• EXERCISE INSTRUCTIONS: Reproduce the records exactly.
**** DATA PROVIDED ****
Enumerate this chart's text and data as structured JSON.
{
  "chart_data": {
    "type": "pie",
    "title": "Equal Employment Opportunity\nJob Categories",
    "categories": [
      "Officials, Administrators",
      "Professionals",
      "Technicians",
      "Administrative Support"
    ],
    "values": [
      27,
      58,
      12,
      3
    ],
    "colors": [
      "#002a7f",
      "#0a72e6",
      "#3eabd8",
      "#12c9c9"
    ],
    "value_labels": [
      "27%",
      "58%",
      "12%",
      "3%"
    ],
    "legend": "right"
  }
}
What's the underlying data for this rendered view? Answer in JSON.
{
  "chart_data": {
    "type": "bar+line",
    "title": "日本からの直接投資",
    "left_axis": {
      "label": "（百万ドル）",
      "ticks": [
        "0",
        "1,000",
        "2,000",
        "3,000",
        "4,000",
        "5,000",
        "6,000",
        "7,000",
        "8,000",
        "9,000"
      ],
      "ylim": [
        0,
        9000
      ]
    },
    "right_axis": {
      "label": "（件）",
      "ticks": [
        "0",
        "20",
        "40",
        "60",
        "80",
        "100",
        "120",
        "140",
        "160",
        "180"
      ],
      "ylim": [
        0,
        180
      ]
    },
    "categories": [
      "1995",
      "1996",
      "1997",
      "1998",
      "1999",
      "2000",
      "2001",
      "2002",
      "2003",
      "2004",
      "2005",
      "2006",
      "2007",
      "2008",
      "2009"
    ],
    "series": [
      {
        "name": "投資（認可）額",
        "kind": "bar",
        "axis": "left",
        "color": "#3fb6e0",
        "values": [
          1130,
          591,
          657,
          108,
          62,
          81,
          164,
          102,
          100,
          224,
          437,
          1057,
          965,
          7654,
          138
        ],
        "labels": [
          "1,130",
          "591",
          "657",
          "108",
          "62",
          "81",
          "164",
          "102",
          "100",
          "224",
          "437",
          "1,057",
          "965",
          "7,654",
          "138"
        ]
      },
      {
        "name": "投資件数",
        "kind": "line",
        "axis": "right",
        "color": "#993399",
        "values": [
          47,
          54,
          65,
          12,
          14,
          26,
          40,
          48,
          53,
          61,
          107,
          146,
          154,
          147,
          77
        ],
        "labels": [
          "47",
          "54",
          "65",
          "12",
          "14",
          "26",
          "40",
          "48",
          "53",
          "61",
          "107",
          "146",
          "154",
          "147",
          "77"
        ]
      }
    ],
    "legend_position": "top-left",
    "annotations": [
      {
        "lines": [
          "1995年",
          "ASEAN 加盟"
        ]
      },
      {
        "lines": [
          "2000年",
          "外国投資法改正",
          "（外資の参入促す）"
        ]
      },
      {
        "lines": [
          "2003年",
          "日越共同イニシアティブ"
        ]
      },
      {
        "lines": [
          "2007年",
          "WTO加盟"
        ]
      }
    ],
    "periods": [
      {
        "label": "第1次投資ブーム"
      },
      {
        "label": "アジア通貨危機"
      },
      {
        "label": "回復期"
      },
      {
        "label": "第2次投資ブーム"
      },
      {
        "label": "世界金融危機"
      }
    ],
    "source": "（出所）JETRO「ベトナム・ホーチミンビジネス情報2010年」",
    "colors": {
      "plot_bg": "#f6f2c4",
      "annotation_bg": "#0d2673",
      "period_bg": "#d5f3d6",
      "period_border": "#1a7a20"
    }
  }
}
****
• FINISHED ANSWER:
Enumerate this chart's text and data as structured JSON.
{
  "chart_data": {
    "type": "pie",
    "title": "Equal Employment Opportunity\nJob Categories",
    "categories": [
      "Officials, Administrators",
      "Professionals",
      "Technicians",
      "Administrative Support"
    ],
    "values": [
      27,
      58,
      12,
      3
    ],
    "colors": [
      "#002a7f",
      "#0a72e6",
      "#3eabd8",
      "#12c9c9"
    ],
    "value_labels": [
      "27%",
      "58%",
      "12%",
      "3%"
    ],
    "legend": "right"
  }
}
What's the underlying data for this rendered view? Answer in JSON.
{
  "chart_data": {
    "type": "bar+line",
    "title": "日本からの直接投資",
    "left_axis": {
      "label": "（百万ドル）",
      "ticks": [
        "0",
        "1,000",
        "2,000",
        "3,000",
        "4,000",
        "5,000",
        "6,000",
        "7,000",
        "8,000",
        "9,000"
      ],
      "ylim": [
        0,
        9000
      ]
    },
    "right_axis": {
      "label": "（件）",
      "ticks": [
        "0",
        "20",
        "40",
        "60",
        "80",
        "100",
        "120",
        "140",
        "160",
        "180"
      ],
      "ylim": [
        0,
        180
      ]
    },
    "categories": [
      "1995",
      "1996",
      "1997",
      "1998",
      "1999",
      "2000",
      "2001",
      "2002",
      "2003",
      "2004",
      "2005",
      "2006",
      "2007",
      "2008",
      "2009"
    ],
    "series": [
      {
        "name": "投資（認可）額",
        "kind": "bar",
        "axis": "left",
        "color": "#3fb6e0",
        "values": [
          1130,
          591,
          657,
          108,
          62,
          81,
          164,
          102,
          100,
          224,
          437,
          1057,
          965,
          7654,
          138
        ],
        "labels": [
          "1,130",
          "591",
          "657",
          "108",
          "62",
          "81",
          "164",
          "102",
          "100",
          "224",
          "437",
          "1,057",
          "965",
          "7,654",
          "138"
        ]
      },
      {
        "name": "投資件数",
        "kind": "line",
        "axis": "right",
        "color": "#993399",
        "values": [
          47,
          54,
          65,
          12,
          14,
          26,
          40,
          48,
          53,
          61,
          107,
          146,
          154,
          147,
          77
        ],
        "labels": [
          "47",
          "54",
          "65",
          "12",
          "14",
          "26",
          "40",
          "48",
          "53",
          "61",
          "107",
          "146",
          "154",
          "147",
          "77"
        ]
      }
    ],
    "legend_position": "top-left",
    "annotations": [
      {
        "lines": [
          "1995年",
          "ASEAN 加盟"
        ]
      },
      {
        "lines": [
          "2000年",
          "外国投資法改正",
          "（外資の参入促す）"
        ]
      },
      {
        "lines": [
          "2003年",
          "日越共同イニシアティブ"
        ]
      },
      {
        "lines": [
          "2007年",
          "WTO加盟"
        ]
      }
    ],
    "periods": [
      {
        "label": "第1次投資ブーム"
      },
      {
        "label": "アジア通貨危機"
      },
      {
        "label": "回復期"
      },
      {
        "label": "第2次投資ブーム"
      },
      {
        "label": "世界金融危機"
      }
    ],
    "source": "（出所）JETRO「ベトナム・ホーチミンビジネス情報2010年」",
    "colors": {
      "plot_bg": "#f6f2c4",
      "annotation_bg": "#0d2673",
      "period_bg": "#d5f3d6",
      "period_border": "#1a7a20"
    }
  }
}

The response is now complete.